Dataset records:

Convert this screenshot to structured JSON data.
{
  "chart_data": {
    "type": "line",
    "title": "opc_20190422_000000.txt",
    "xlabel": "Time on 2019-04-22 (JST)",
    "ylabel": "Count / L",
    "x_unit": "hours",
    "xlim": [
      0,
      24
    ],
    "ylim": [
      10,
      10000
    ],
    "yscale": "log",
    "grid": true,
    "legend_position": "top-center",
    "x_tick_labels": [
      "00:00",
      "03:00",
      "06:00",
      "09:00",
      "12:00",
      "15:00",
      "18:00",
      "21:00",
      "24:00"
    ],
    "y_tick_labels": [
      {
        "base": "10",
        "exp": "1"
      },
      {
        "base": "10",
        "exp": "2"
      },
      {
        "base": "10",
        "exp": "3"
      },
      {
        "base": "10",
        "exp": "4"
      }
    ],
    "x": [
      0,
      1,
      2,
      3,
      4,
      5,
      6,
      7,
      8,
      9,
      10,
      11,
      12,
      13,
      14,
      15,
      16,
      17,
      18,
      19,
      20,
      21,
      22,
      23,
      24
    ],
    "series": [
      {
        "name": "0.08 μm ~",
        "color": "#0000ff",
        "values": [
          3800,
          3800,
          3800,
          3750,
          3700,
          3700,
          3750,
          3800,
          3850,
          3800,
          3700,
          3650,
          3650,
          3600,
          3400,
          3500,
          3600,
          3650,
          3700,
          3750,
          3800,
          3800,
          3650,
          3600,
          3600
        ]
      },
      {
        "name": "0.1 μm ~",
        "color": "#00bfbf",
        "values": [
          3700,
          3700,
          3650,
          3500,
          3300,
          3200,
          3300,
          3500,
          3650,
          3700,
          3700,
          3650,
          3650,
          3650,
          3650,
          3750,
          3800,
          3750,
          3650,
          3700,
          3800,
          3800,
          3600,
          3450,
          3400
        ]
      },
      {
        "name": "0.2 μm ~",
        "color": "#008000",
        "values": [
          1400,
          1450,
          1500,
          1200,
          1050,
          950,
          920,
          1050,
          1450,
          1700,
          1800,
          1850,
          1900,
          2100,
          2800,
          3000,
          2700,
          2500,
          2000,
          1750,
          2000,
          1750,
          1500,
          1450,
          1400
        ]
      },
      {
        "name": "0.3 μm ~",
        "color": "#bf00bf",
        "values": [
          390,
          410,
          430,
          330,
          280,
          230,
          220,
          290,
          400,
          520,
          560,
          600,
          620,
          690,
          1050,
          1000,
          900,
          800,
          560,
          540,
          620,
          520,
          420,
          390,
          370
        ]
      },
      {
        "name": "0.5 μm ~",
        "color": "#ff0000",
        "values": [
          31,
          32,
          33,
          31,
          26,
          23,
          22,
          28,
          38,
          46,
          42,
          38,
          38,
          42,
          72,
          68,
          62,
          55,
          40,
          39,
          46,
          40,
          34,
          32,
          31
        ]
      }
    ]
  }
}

- [WHAT THE EXERCISE ASKS]: Quote the data in full, keeping each word unchanged.

- [TASK ANSWER]:
Convert this screenshot to structured JSON data.
{
  "chart_data": {
    "type": "line",
    "title": "opc_20190422_000000.txt",
    "xlabel": "Time on 2019-04-22 (JST)",
    "ylabel": "Count / L",
    "x_unit": "hours",
    "xlim": [
      0,
      24
    ],
    "ylim": [
      10,
      10000
    ],
    "yscale": "log",
    "grid": true,
    "legend_position": "top-center",
    "x_tick_labels": [
      "00:00",
      "03:00",
      "06:00",
      "09:00",
      "12:00",
      "15:00",
      "18:00",
      "21:00",
      "24:00"
    ],
    "y_tick_labels": [
      {
        "base": "10",
        "exp": "1"
      },
      {
        "base": "10",
        "exp": "2"
      },
      {
        "base": "10",
        "exp": "3"
      },
      {
        "base": "10",
        "exp": "4"
      }
    ],
    "x": [
      0,
      1,
      2,
      3,
      4,
      5,
      6,
      7,
      8,
      9,
      10,
      11,
      12,
      13,
      14,
      15,
      16,
      17,
      18,
      19,
      20,
      21,
      22,
      23,
      24
    ],
    "series": [
      {
        "name": "0.08 μm ~",
        "color": "#0000ff",
        "values": [
          3800,
          3800,
          3800,
          3750,
          3700,
          3700,
          3750,
          3800,
          3850,
          3800,
          3700,
          3650,
          3650,
          3600,
          3400,
          3500,
          3600,
          3650,
          3700,
          3750,
          3800,
          3800,
          3650,
          3600,
          3600
        ]
      },
      {
        "name": "0.1 μm ~",
        "color": "#00bfbf",
        "values": [
          3700,
          3700,
          3650,
          3500,
          3300,
          3200,
          3300,
          3500,
          3650,
          3700,
          3700,
          3650,
          3650,
          3650,
          3650,
          3750,
          3800,
          3750,
          3650,
          3700,
          3800,
          3800,
          3600,
          3450,
          3400
        ]
      },
      {
        "name": "0.2 μm ~",
        "color": "#008000",
        "values": [
          1400,
          1450,
          1500,
          1200,
          1050,
          950,
          920,
          1050,
          1450,
          1700,
          1800,
          1850,
          1900,
          2100,
          2800,
          3000,
          2700,
          2500,
          2000,
          1750,
          2000,
          1750,
          1500,
          1450,
          1400
        ]
      },
      {
        "name": "0.3 μm ~",
        "color": "#bf00bf",
        "values": [
          390,
          410,
          430,
          330,
          280,
          230,
          220,
          290,
          400,
          520,
          560,
          600,
          620,
          690,
          1050,
          1000,
          900,
          800,
          560,
          540,
          620,
          520,
          420,
          390,
          370
        ]
      },
      {
        "name": "0.5 μm ~",
        "color": "#ff0000",
        "values": [
          31,
          32,
          33,
          31,
          26,
          23,
          22,
          28,
          38,
          46,
          42,
          38,
          38,
          42,
          72,
          68,
          62,
          55,
          40,
          39,
          46,
          40,
          34,
          32,
          31
        ]
      }
    ]
  }
}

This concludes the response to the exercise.